#### [Problem requirements]
Report how many lines contain "text". The answer is a single number.

---------- Dataset rows ----------

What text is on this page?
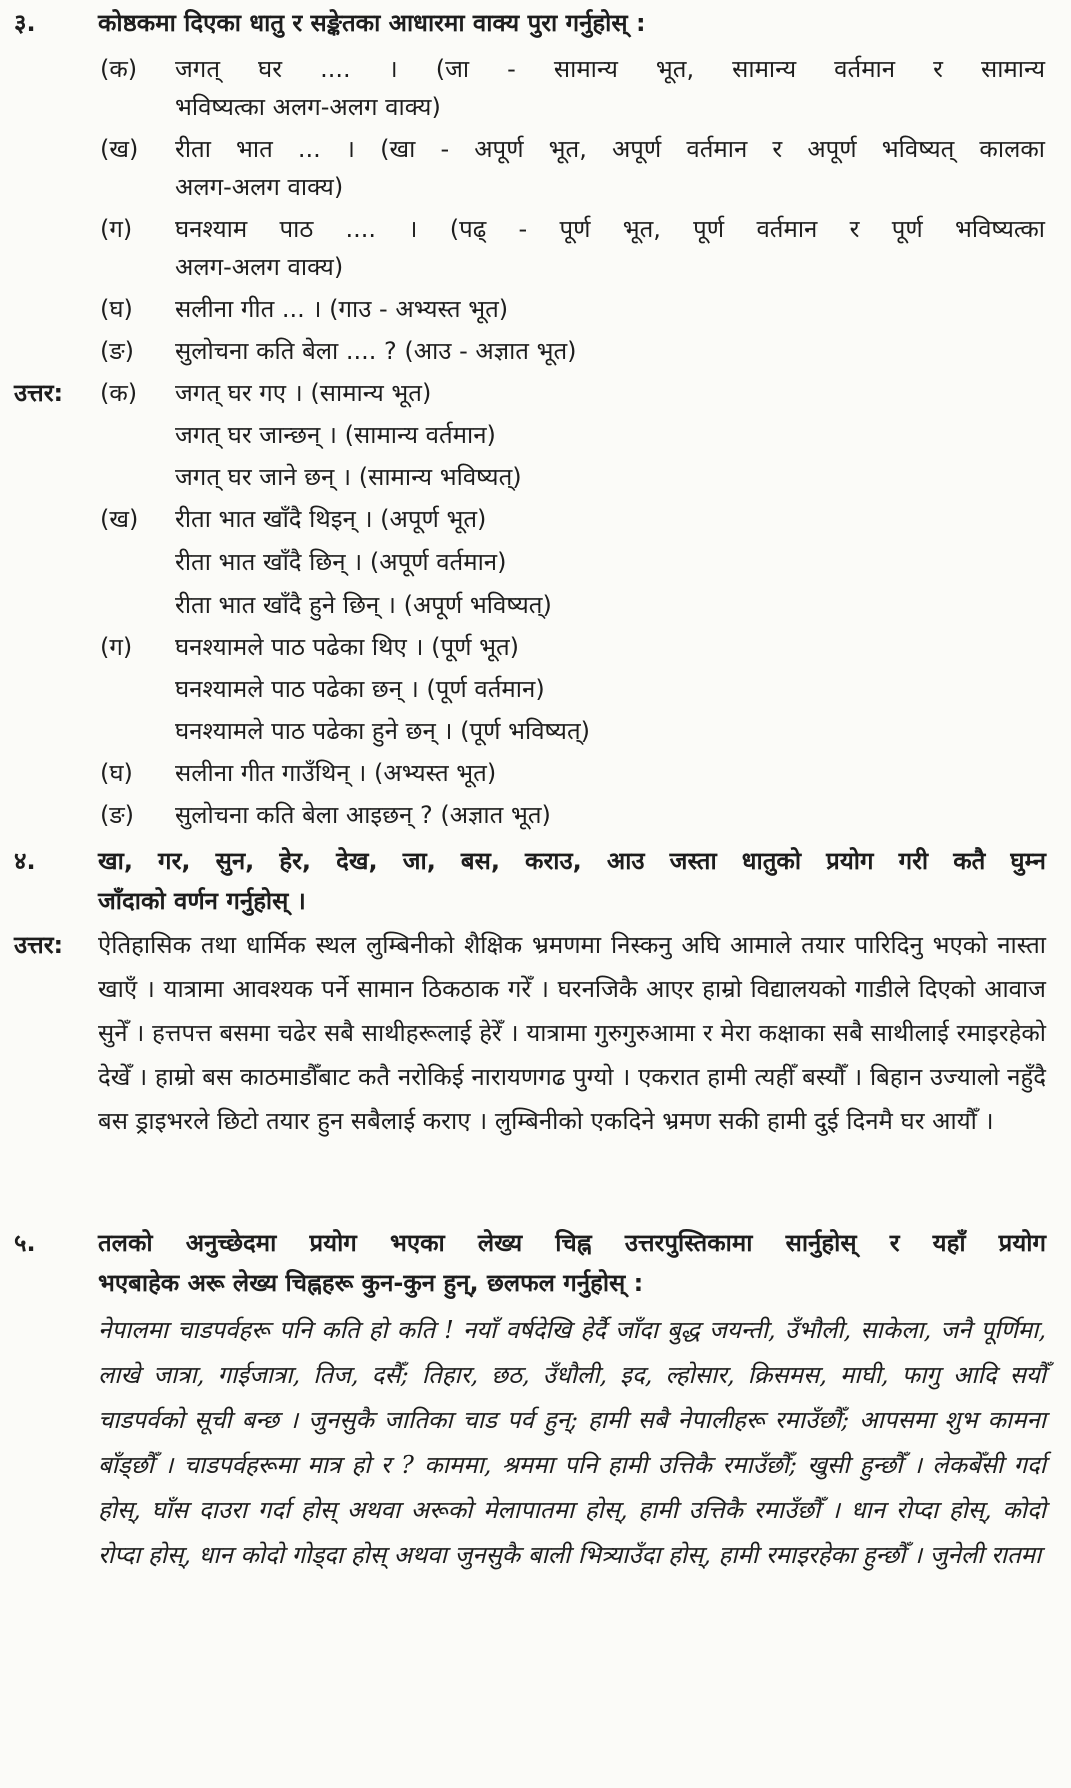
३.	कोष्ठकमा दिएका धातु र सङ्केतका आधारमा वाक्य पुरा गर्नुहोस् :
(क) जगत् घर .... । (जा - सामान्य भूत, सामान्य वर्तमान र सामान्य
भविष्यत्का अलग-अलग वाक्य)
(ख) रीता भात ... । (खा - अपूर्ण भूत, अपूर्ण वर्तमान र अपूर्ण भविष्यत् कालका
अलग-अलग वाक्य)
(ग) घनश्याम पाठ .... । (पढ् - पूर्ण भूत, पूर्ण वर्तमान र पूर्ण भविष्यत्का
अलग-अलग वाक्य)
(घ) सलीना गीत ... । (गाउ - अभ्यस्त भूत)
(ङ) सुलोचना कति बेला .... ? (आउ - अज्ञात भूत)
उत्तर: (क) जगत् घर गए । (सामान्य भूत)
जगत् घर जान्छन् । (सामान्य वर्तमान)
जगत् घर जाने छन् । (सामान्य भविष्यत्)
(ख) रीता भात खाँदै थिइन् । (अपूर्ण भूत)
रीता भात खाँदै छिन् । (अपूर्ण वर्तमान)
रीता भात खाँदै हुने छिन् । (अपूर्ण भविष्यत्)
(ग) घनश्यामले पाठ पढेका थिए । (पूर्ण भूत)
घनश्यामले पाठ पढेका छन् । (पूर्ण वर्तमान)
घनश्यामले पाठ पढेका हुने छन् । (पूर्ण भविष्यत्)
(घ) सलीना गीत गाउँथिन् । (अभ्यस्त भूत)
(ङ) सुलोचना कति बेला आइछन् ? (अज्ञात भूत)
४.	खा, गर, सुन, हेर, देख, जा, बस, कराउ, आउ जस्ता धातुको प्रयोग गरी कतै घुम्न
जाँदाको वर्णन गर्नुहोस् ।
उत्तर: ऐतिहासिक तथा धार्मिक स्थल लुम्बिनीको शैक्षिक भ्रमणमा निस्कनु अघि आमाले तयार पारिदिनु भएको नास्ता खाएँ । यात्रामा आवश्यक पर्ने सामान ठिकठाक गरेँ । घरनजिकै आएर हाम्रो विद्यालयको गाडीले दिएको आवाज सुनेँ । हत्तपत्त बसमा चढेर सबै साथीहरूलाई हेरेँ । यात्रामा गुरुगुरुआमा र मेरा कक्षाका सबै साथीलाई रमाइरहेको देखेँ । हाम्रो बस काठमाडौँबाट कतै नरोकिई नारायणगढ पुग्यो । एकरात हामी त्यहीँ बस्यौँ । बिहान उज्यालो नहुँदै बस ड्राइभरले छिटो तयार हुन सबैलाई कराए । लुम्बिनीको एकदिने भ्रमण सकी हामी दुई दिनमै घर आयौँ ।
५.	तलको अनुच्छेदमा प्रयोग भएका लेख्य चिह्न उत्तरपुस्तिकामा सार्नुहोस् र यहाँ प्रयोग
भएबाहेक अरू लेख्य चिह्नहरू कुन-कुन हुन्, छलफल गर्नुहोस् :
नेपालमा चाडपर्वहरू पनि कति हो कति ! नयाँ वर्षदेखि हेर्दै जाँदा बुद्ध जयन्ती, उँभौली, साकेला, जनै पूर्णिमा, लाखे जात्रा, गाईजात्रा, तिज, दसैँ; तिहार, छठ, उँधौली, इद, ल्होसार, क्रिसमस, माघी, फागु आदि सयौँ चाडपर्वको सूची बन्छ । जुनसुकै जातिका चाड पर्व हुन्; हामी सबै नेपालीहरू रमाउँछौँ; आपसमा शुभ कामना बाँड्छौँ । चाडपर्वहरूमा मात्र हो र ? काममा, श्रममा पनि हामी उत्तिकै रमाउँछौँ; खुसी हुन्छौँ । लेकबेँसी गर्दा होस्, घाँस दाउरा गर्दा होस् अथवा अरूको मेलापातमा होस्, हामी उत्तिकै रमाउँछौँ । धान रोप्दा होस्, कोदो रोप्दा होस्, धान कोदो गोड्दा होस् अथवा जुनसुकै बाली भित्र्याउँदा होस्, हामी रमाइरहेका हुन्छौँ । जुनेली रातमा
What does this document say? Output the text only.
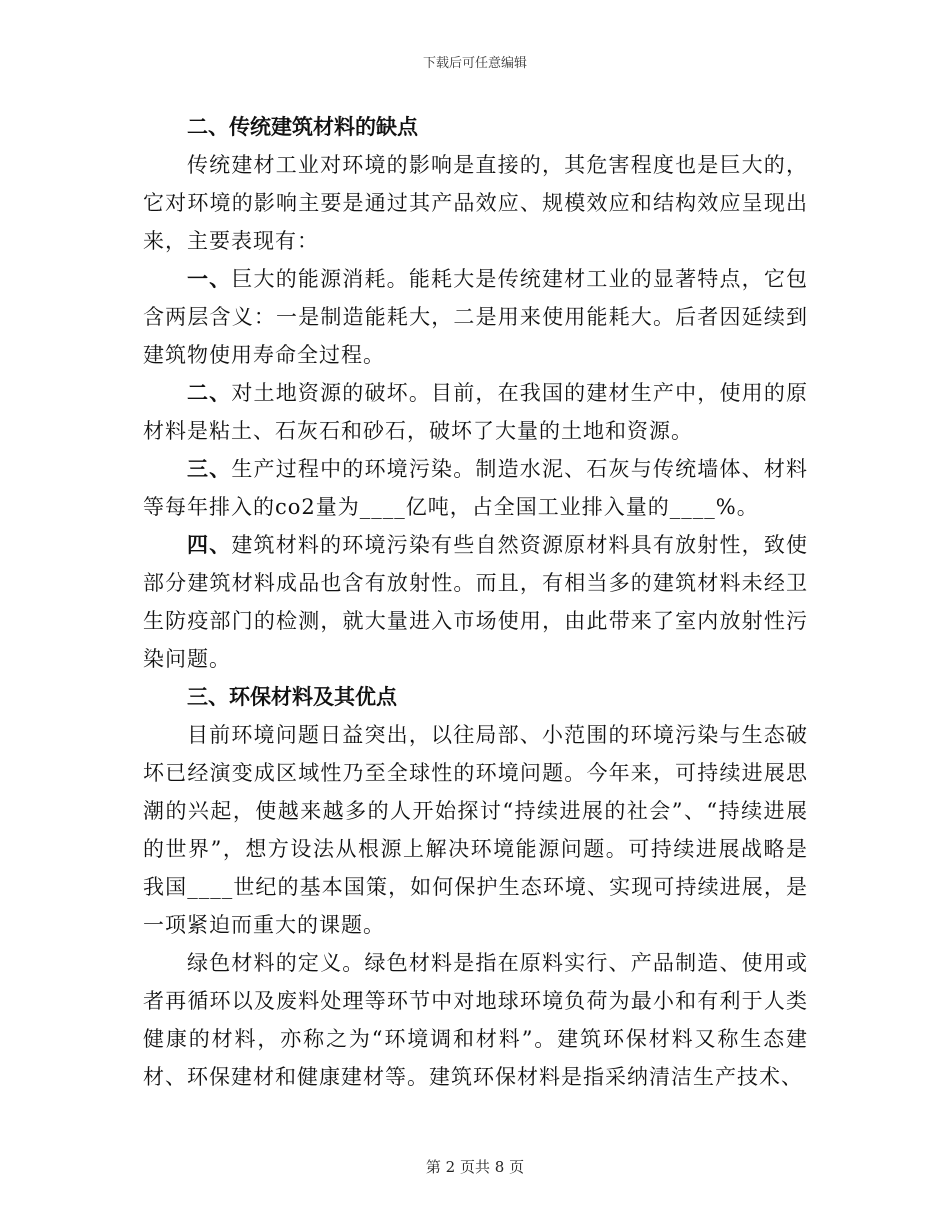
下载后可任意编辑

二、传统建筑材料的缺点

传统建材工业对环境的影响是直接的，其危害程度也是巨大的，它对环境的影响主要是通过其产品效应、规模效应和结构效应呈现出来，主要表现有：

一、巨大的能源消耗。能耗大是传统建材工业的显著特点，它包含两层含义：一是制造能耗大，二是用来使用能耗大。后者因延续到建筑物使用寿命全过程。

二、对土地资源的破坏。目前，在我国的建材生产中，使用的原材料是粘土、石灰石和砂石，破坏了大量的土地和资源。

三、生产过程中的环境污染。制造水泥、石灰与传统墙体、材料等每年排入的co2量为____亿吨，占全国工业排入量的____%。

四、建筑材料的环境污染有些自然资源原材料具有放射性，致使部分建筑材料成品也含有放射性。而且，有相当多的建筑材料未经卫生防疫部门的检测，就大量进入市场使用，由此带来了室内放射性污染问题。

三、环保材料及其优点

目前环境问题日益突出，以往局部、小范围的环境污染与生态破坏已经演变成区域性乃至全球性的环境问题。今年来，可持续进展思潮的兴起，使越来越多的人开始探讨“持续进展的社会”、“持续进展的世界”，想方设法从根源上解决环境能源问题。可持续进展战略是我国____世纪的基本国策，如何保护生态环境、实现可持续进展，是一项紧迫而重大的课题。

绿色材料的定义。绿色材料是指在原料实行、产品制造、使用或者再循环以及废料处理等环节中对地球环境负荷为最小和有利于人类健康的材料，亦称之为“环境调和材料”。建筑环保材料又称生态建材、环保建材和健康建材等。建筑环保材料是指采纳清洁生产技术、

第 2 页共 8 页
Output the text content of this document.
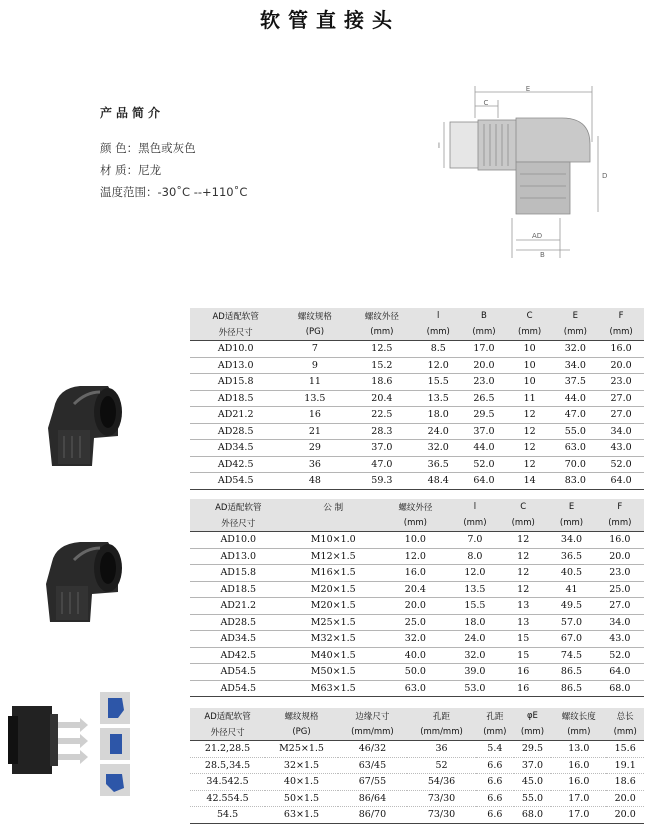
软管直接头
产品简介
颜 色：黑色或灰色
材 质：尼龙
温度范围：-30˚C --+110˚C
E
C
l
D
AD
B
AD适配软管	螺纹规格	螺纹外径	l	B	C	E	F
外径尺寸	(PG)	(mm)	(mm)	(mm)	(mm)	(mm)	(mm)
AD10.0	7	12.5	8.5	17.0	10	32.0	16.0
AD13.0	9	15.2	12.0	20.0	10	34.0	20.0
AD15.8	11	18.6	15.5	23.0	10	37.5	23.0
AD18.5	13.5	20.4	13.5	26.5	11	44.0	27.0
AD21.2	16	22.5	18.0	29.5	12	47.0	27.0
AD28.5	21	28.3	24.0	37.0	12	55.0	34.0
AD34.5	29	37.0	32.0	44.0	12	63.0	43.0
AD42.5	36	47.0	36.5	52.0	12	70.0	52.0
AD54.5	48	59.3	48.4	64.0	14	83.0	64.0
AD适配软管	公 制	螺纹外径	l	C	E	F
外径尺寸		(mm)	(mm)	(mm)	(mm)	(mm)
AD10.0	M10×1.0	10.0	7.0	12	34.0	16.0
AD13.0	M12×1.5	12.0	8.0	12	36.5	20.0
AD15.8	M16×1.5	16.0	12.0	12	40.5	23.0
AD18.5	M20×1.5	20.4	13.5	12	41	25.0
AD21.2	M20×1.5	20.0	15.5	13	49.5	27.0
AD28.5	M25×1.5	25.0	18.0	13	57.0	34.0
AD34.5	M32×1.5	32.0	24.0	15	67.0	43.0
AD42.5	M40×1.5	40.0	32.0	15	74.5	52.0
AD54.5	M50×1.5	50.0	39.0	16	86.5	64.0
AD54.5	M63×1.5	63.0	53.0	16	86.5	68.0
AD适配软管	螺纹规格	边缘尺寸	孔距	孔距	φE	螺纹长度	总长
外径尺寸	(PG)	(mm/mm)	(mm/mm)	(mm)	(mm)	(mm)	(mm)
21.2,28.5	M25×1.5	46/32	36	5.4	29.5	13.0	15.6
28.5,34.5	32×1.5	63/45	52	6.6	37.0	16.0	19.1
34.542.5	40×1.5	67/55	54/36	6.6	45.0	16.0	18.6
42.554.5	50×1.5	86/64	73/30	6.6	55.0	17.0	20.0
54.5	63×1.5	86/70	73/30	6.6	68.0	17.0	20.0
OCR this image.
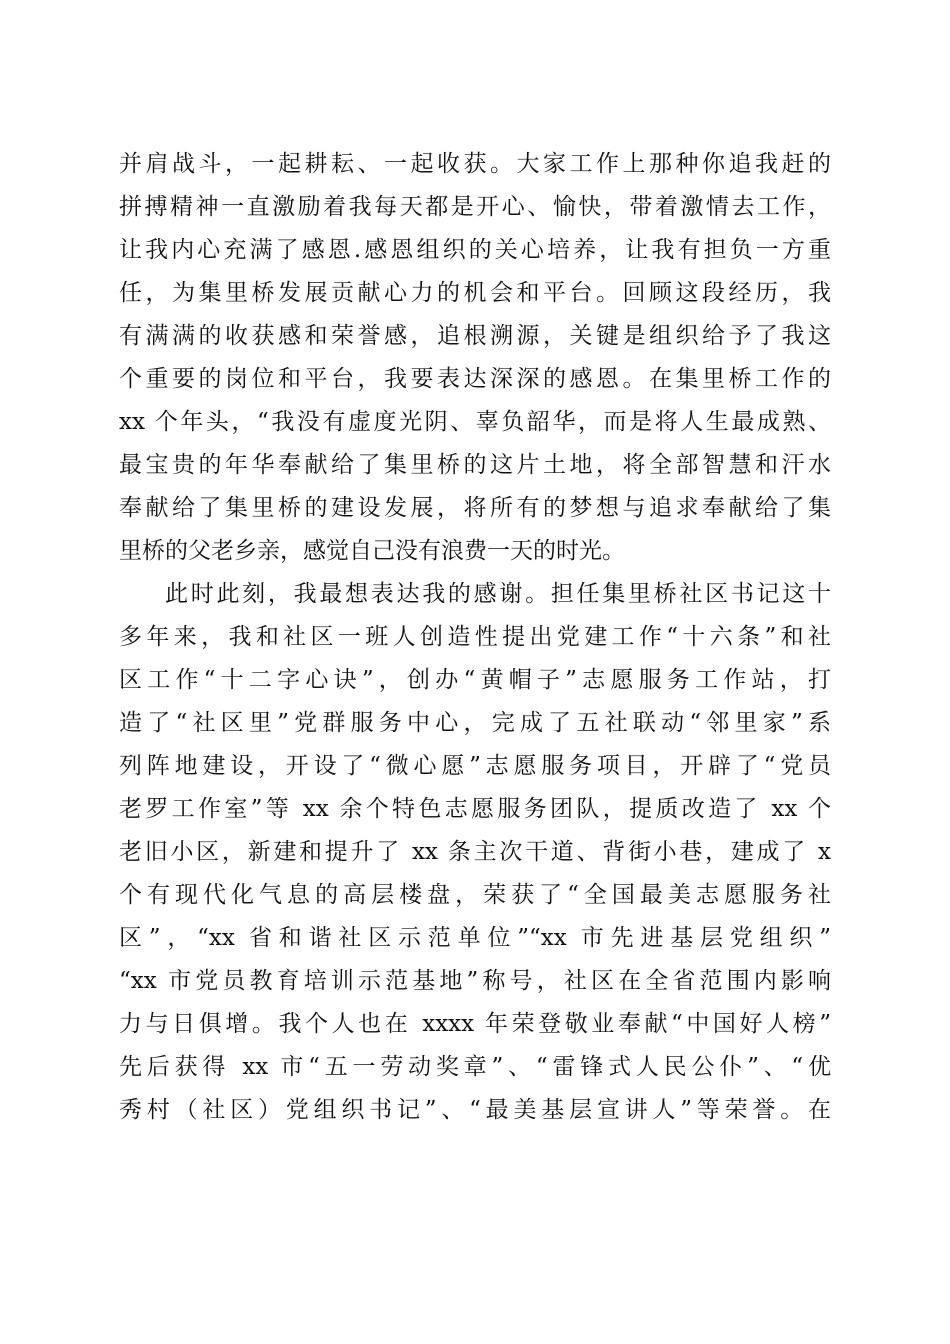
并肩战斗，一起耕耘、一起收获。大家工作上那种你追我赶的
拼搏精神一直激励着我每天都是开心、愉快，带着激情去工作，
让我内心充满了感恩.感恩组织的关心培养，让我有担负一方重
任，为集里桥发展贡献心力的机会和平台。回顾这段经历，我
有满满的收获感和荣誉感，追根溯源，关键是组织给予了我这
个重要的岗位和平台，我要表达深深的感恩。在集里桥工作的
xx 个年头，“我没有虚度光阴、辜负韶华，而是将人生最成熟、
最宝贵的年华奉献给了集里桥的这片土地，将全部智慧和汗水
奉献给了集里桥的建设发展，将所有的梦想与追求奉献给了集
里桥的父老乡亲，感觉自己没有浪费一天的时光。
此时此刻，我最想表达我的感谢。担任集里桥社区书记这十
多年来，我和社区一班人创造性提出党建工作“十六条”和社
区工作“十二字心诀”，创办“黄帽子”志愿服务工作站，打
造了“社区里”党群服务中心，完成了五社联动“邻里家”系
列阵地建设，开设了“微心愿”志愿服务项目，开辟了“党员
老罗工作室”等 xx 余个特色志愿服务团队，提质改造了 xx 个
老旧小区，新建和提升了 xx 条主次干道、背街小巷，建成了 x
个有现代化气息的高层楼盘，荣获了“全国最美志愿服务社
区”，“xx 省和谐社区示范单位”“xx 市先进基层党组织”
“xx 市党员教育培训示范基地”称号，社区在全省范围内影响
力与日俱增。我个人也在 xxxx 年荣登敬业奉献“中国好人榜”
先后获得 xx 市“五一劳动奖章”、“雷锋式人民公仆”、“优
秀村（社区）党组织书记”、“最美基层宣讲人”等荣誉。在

----------

#### [Final answer]
3